OBJECTIVE>
Reproduce the entries exactly.

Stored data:

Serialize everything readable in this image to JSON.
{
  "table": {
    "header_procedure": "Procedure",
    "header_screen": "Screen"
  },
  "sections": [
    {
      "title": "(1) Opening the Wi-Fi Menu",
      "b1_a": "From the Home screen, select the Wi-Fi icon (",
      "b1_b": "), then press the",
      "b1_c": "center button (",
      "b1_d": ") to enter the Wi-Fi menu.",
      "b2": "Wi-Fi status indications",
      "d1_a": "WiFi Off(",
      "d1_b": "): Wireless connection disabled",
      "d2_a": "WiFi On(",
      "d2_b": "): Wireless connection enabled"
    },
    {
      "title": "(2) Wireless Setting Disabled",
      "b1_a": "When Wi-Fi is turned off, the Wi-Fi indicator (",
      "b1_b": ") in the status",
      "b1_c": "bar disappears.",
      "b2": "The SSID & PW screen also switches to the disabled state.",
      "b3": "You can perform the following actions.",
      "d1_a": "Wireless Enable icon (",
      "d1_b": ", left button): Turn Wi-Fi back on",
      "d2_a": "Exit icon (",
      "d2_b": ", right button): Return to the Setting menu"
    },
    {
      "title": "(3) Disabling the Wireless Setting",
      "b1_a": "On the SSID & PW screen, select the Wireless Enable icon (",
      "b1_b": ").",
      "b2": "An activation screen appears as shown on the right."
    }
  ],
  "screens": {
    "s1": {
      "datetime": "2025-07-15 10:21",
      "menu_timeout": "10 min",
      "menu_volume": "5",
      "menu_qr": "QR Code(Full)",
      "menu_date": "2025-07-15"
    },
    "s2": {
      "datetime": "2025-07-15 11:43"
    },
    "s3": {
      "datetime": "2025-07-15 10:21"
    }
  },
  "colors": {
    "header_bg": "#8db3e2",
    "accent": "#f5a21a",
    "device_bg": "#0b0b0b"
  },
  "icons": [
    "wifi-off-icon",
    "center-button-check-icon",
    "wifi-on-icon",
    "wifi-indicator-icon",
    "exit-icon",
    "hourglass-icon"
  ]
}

FINAL RESULT>
Serialize everything readable in this image to JSON.
{
  "table": {
    "header_procedure": "Procedure",
    "header_screen": "Screen"
  },
  "sections": [
    {
      "title": "(1) Opening the Wi-Fi Menu",
      "b1_a": "From the Home screen, select the Wi-Fi icon (",
      "b1_b": "), then press the",
      "b1_c": "center button (",
      "b1_d": ") to enter the Wi-Fi menu.",
      "b2": "Wi-Fi status indications",
      "d1_a": "WiFi Off(",
      "d1_b": "): Wireless connection disabled",
      "d2_a": "WiFi On(",
      "d2_b": "): Wireless connection enabled"
    },
    {
      "title": "(2) Wireless Setting Disabled",
      "b1_a": "When Wi-Fi is turned off, the Wi-Fi indicator (",
      "b1_b": ") in the status",
      "b1_c": "bar disappears.",
      "b2": "The SSID & PW screen also switches to the disabled state.",
      "b3": "You can perform the following actions.",
      "d1_a": "Wireless Enable icon (",
      "d1_b": ", left button): Turn Wi-Fi back on",
      "d2_a": "Exit icon (",
      "d2_b": ", right button): Return to the Setting menu"
    },
    {
      "title": "(3) Disabling the Wireless Setting",
      "b1_a": "On the SSID & PW screen, select the Wireless Enable icon (",
      "b1_b": ").",
      "b2": "An activation screen appears as shown on the right."
    }
  ],
  "screens": {
    "s1": {
      "datetime": "2025-07-15 10:21",
      "menu_timeout": "10 min",
      "menu_volume": "5",
      "menu_qr": "QR Code(Full)",
      "menu_date": "2025-07-15"
    },
    "s2": {
      "datetime": "2025-07-15 11:43"
    },
    "s3": {
      "datetime": "2025-07-15 10:21"
    }
  },
  "colors": {
    "header_bg": "#8db3e2",
    "accent": "#f5a21a",
    "device_bg": "#0b0b0b"
  },
  "icons": [
    "wifi-off-icon",
    "center-button-check-icon",
    "wifi-on-icon",
    "wifi-indicator-icon",
    "exit-icon",
    "hourglass-icon"
  ]
}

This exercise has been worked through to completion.